## WORK TO DO
The records below are to be quoted in full; please keep every word exact.

(A block of data)
• • •

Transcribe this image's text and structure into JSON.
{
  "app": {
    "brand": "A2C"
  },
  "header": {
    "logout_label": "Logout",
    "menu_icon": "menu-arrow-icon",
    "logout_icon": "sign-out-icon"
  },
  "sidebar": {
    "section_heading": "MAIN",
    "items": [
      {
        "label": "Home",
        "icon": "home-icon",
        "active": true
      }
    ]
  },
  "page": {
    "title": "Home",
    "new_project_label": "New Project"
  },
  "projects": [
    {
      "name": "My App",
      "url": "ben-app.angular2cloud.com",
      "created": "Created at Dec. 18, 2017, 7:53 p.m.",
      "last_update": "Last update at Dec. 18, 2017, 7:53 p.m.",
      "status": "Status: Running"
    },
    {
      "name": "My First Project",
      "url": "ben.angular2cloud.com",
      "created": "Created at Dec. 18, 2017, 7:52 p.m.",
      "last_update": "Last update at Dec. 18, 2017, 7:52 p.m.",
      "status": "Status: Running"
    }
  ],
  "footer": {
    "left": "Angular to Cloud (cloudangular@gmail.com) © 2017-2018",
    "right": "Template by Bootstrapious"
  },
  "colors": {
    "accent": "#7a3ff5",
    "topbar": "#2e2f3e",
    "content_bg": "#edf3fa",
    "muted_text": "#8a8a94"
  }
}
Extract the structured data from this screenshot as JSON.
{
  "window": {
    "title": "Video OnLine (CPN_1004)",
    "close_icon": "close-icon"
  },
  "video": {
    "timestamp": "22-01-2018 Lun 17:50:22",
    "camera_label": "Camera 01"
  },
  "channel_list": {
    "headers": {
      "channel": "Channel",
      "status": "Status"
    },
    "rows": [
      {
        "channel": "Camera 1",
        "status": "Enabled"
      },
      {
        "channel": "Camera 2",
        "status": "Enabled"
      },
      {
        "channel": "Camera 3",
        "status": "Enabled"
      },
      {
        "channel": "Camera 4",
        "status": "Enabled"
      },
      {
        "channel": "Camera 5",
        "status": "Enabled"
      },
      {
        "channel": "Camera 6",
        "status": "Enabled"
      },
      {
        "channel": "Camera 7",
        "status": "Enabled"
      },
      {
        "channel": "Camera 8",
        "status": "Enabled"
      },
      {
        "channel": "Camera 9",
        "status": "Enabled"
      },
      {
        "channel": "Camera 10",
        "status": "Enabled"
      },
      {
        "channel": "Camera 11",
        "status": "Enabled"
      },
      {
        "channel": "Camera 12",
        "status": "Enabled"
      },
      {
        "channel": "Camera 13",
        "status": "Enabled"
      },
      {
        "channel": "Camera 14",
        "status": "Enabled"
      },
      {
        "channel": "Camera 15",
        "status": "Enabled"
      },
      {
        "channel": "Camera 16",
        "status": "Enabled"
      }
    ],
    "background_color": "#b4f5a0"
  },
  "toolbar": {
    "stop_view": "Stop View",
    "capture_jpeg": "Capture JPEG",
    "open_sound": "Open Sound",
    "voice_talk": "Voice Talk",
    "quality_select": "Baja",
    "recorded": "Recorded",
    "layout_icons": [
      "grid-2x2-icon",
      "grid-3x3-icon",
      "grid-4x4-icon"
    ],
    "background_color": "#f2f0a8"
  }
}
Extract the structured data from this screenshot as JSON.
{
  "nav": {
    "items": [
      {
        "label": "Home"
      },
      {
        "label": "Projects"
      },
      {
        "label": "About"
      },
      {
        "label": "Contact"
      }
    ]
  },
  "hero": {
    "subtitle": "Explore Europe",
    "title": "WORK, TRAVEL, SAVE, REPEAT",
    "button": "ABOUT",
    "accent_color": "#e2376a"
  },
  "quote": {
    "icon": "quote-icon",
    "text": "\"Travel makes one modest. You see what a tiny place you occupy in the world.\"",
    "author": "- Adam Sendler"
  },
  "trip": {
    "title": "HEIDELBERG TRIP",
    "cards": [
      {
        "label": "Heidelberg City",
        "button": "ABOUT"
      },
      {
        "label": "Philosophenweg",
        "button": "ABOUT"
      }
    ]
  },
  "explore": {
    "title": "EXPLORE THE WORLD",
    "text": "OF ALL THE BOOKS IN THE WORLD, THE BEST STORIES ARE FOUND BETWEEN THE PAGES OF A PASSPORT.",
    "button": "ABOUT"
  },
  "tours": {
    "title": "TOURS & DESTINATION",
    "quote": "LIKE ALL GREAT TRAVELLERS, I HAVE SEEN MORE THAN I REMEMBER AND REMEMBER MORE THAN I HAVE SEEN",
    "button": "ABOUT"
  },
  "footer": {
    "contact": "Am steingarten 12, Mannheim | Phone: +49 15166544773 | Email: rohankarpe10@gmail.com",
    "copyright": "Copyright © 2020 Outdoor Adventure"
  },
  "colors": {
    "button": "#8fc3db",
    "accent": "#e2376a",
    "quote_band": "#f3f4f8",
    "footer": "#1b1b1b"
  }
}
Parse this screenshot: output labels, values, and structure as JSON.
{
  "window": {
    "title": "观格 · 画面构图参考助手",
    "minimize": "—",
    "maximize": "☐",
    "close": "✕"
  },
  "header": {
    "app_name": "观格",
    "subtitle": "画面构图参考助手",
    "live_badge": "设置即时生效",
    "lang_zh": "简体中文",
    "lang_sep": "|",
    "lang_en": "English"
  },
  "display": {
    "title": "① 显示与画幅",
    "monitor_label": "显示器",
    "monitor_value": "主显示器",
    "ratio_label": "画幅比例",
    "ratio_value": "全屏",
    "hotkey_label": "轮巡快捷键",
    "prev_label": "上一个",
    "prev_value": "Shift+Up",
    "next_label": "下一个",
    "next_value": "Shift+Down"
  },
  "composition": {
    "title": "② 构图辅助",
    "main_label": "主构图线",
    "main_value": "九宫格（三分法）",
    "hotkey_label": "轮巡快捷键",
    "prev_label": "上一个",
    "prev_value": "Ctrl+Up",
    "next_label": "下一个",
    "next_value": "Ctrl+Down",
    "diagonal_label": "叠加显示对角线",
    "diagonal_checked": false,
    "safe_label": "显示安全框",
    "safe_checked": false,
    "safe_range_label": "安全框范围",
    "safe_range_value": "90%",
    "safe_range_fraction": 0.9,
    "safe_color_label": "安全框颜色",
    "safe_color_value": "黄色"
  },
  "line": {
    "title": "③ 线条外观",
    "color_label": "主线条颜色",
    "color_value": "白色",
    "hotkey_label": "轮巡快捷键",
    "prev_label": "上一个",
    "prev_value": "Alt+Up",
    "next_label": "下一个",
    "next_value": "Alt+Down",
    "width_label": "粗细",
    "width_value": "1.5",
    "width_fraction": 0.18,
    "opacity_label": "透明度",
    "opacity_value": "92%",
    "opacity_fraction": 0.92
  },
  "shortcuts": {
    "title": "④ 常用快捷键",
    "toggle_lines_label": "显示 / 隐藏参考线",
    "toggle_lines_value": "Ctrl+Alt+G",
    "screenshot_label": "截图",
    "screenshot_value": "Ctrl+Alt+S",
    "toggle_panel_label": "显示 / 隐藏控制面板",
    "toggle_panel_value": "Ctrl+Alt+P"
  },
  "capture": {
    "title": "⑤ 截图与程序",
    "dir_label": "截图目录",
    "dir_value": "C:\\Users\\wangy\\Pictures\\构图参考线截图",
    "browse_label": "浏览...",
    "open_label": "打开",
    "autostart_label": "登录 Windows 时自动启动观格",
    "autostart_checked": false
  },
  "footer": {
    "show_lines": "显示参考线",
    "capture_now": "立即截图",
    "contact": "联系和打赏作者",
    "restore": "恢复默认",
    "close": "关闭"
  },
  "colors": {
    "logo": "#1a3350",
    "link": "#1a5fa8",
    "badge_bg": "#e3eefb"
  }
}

• • •

## TASK ANSWER
Transcribe this image's text and structure into JSON.
{
  "app": {
    "brand": "A2C"
  },
  "header": {
    "logout_label": "Logout",
    "menu_icon": "menu-arrow-icon",
    "logout_icon": "sign-out-icon"
  },
  "sidebar": {
    "section_heading": "MAIN",
    "items": [
      {
        "label": "Home",
        "icon": "home-icon",
        "active": true
      }
    ]
  },
  "page": {
    "title": "Home",
    "new_project_label": "New Project"
  },
  "projects": [
    {
      "name": "My App",
      "url": "ben-app.angular2cloud.com",
      "created": "Created at Dec. 18, 2017, 7:53 p.m.",
      "last_update": "Last update at Dec. 18, 2017, 7:53 p.m.",
      "status": "Status: Running"
    },
    {
      "name": "My First Project",
      "url": "ben.angular2cloud.com",
      "created": "Created at Dec. 18, 2017, 7:52 p.m.",
      "last_update": "Last update at Dec. 18, 2017, 7:52 p.m.",
      "status": "Status: Running"
    }
  ],
  "footer": {
    "left": "Angular to Cloud (cloudangular@gmail.com) © 2017-2018",
    "right": "Template by Bootstrapious"
  },
  "colors": {
    "accent": "#7a3ff5",
    "topbar": "#2e2f3e",
    "content_bg": "#edf3fa",
    "muted_text": "#8a8a94"
  }
}
Extract the structured data from this screenshot as JSON.
{
  "window": {
    "title": "Video OnLine (CPN_1004)",
    "close_icon": "close-icon"
  },
  "video": {
    "timestamp": "22-01-2018 Lun 17:50:22",
    "camera_label": "Camera 01"
  },
  "channel_list": {
    "headers": {
      "channel": "Channel",
      "status": "Status"
    },
    "rows": [
      {
        "channel": "Camera 1",
        "status": "Enabled"
      },
      {
        "channel": "Camera 2",
        "status": "Enabled"
      },
      {
        "channel": "Camera 3",
        "status": "Enabled"
      },
      {
        "channel": "Camera 4",
        "status": "Enabled"
      },
      {
        "channel": "Camera 5",
        "status": "Enabled"
      },
      {
        "channel": "Camera 6",
        "status": "Enabled"
      },
      {
        "channel": "Camera 7",
        "status": "Enabled"
      },
      {
        "channel": "Camera 8",
        "status": "Enabled"
      },
      {
        "channel": "Camera 9",
        "status": "Enabled"
      },
      {
        "channel": "Camera 10",
        "status": "Enabled"
      },
      {
        "channel": "Camera 11",
        "status": "Enabled"
      },
      {
        "channel": "Camera 12",
        "status": "Enabled"
      },
      {
        "channel": "Camera 13",
        "status": "Enabled"
      },
      {
        "channel": "Camera 14",
        "status": "Enabled"
      },
      {
        "channel": "Camera 15",
        "status": "Enabled"
      },
      {
        "channel": "Camera 16",
        "status": "Enabled"
      }
    ],
    "background_color": "#b4f5a0"
  },
  "toolbar": {
    "stop_view": "Stop View",
    "capture_jpeg": "Capture JPEG",
    "open_sound": "Open Sound",
    "voice_talk": "Voice Talk",
    "quality_select": "Baja",
    "recorded": "Recorded",
    "layout_icons": [
      "grid-2x2-icon",
      "grid-3x3-icon",
      "grid-4x4-icon"
    ],
    "background_color": "#f2f0a8"
  }
}
Extract the structured data from this screenshot as JSON.
{
  "nav": {
    "items": [
      {
        "label": "Home"
      },
      {
        "label": "Projects"
      },
      {
        "label": "About"
      },
      {
        "label": "Contact"
      }
    ]
  },
  "hero": {
    "subtitle": "Explore Europe",
    "title": "WORK, TRAVEL, SAVE, REPEAT",
    "button": "ABOUT",
    "accent_color": "#e2376a"
  },
  "quote": {
    "icon": "quote-icon",
    "text": "\"Travel makes one modest. You see what a tiny place you occupy in the world.\"",
    "author": "- Adam Sendler"
  },
  "trip": {
    "title": "HEIDELBERG TRIP",
    "cards": [
      {
        "label": "Heidelberg City",
        "button": "ABOUT"
      },
      {
        "label": "Philosophenweg",
        "button": "ABOUT"
      }
    ]
  },
  "explore": {
    "title": "EXPLORE THE WORLD",
    "text": "OF ALL THE BOOKS IN THE WORLD, THE BEST STORIES ARE FOUND BETWEEN THE PAGES OF A PASSPORT.",
    "button": "ABOUT"
  },
  "tours": {
    "title": "TOURS & DESTINATION",
    "quote": "LIKE ALL GREAT TRAVELLERS, I HAVE SEEN MORE THAN I REMEMBER AND REMEMBER MORE THAN I HAVE SEEN",
    "button": "ABOUT"
  },
  "footer": {
    "contact": "Am steingarten 12, Mannheim | Phone: +49 15166544773 | Email: rohankarpe10@gmail.com",
    "copyright": "Copyright © 2020 Outdoor Adventure"
  },
  "colors": {
    "button": "#8fc3db",
    "accent": "#e2376a",
    "quote_band": "#f3f4f8",
    "footer": "#1b1b1b"
  }
}
Parse this screenshot: output labels, values, and structure as JSON.
{
  "window": {
    "title": "观格 · 画面构图参考助手",
    "minimize": "—",
    "maximize": "☐",
    "close": "✕"
  },
  "header": {
    "app_name": "观格",
    "subtitle": "画面构图参考助手",
    "live_badge": "设置即时生效",
    "lang_zh": "简体中文",
    "lang_sep": "|",
    "lang_en": "English"
  },
  "display": {
    "title": "① 显示与画幅",
    "monitor_label": "显示器",
    "monitor_value": "主显示器",
    "ratio_label": "画幅比例",
    "ratio_value": "全屏",
    "hotkey_label": "轮巡快捷键",
    "prev_label": "上一个",
    "prev_value": "Shift+Up",
    "next_label": "下一个",
    "next_value": "Shift+Down"
  },
  "composition": {
    "title": "② 构图辅助",
    "main_label": "主构图线",
    "main_value": "九宫格（三分法）",
    "hotkey_label": "轮巡快捷键",
    "prev_label": "上一个",
    "prev_value": "Ctrl+Up",
    "next_label": "下一个",
    "next_value": "Ctrl+Down",
    "diagonal_label": "叠加显示对角线",
    "diagonal_checked": false,
    "safe_label": "显示安全框",
    "safe_checked": false,
    "safe_range_label": "安全框范围",
    "safe_range_value": "90%",
    "safe_range_fraction": 0.9,
    "safe_color_label": "安全框颜色",
    "safe_color_value": "黄色"
  },
  "line": {
    "title": "③ 线条外观",
    "color_label": "主线条颜色",
    "color_value": "白色",
    "hotkey_label": "轮巡快捷键",
    "prev_label": "上一个",
    "prev_value": "Alt+Up",
    "next_label": "下一个",
    "next_value": "Alt+Down",
    "width_label": "粗细",
    "width_value": "1.5",
    "width_fraction": 0.18,
    "opacity_label": "透明度",
    "opacity_value": "92%",
    "opacity_fraction": 0.92
  },
  "shortcuts": {
    "title": "④ 常用快捷键",
    "toggle_lines_label": "显示 / 隐藏参考线",
    "toggle_lines_value": "Ctrl+Alt+G",
    "screenshot_label": "截图",
    "screenshot_value": "Ctrl+Alt+S",
    "toggle_panel_label": "显示 / 隐藏控制面板",
    "toggle_panel_value": "Ctrl+Alt+P"
  },
  "capture": {
    "title": "⑤ 截图与程序",
    "dir_label": "截图目录",
    "dir_value": "C:\\Users\\wangy\\Pictures\\构图参考线截图",
    "browse_label": "浏览...",
    "open_label": "打开",
    "autostart_label": "登录 Windows 时自动启动观格",
    "autostart_checked": false
  },
  "footer": {
    "show_lines": "显示参考线",
    "capture_now": "立即截图",
    "contact": "联系和打赏作者",
    "restore": "恢复默认",
    "close": "关闭"
  },
  "colors": {
    "logo": "#1a3350",
    "link": "#1a5fa8",
    "badge_bg": "#e3eefb"
  }
}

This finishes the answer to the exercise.